The listing below must be repeated word for word, with its images excluded.

Dataset items:
● ● ● ● ●

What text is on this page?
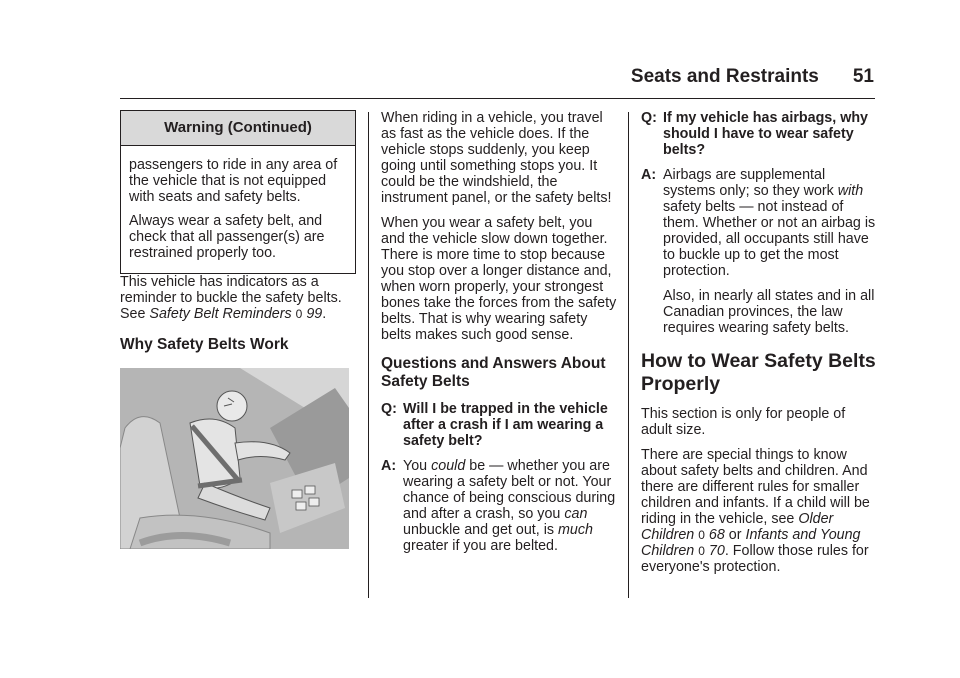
Seats and Restraints 51
Warning (Continued)

passengers to ride in any area of the vehicle that is not equipped with seats and safety belts.

Always wear a safety belt, and check that all passenger(s) are restrained properly too.

This vehicle has indicators as a reminder to buckle the safety belts. See Safety Belt Reminders 0 99.

Why Safety Belts Work

When riding in a vehicle, you travel as fast as the vehicle does. If the vehicle stops suddenly, you keep going until something stops you. It could be the windshield, the instrument panel, or the safety belts!

When you wear a safety belt, you and the vehicle slow down together. There is more time to stop because you stop over a longer distance and, when worn properly, your strongest bones take the forces from the safety belts. That is why wearing safety belts makes such good sense.

Questions and Answers About Safety Belts
Q: Will I be trapped in the vehicle after a crash if I am wearing a safety belt?
A: You could be — whether you are wearing a safety belt or not. Your chance of being conscious during and after a crash, so you can unbuckle and get out, is much greater if you are belted.
Q: If my vehicle has airbags, why should I have to wear safety belts?
A: Airbags are supplemental systems only; so they work with safety belts — not instead of them. Whether or not an airbag is provided, all occupants still have to buckle up to get the most protection.
Also, in nearly all states and in all Canadian provinces, the law requires wearing safety belts.
How to Wear Safety Belts Properly

This section is only for people of adult size.

There are special things to know about safety belts and children. And there are different rules for smaller children and infants. If a child will be riding in the vehicle, see Older Children 0 68 or Infants and Young Children 0 70. Follow those rules for everyone's protection.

● ● ● ● ●

_RESULT OF THE EXERCISE_
What text is on this page?
Seats and Restraints 51
Warning (Continued)

passengers to ride in any area of the vehicle that is not equipped with seats and safety belts.

Always wear a safety belt, and check that all passenger(s) are restrained properly too.

This vehicle has indicators as a reminder to buckle the safety belts. See Safety Belt Reminders 0 99.

Why Safety Belts Work

When riding in a vehicle, you travel as fast as the vehicle does. If the vehicle stops suddenly, you keep going until something stops you. It could be the windshield, the instrument panel, or the safety belts!

When you wear a safety belt, you and the vehicle slow down together. There is more time to stop because you stop over a longer distance and, when worn properly, your strongest bones take the forces from the safety belts. That is why wearing safety belts makes such good sense.

Questions and Answers About Safety Belts
Q: Will I be trapped in the vehicle after a crash if I am wearing a safety belt?
A: You could be — whether you are wearing a safety belt or not. Your chance of being conscious during and after a crash, so you can unbuckle and get out, is much greater if you are belted.
Q: If my vehicle has airbags, why should I have to wear safety belts?
A: Airbags are supplemental systems only; so they work with safety belts — not instead of them. Whether or not an airbag is provided, all occupants still have to buckle up to get the most protection.
Also, in nearly all states and in all Canadian provinces, the law requires wearing safety belts.
How to Wear Safety Belts Properly

This section is only for people of adult size.

There are special things to know about safety belts and children. And there are different rules for smaller children and infants. If a child will be riding in the vehicle, see Older Children 0 68 or Infants and Young Children 0 70. Follow those rules for everyone's protection.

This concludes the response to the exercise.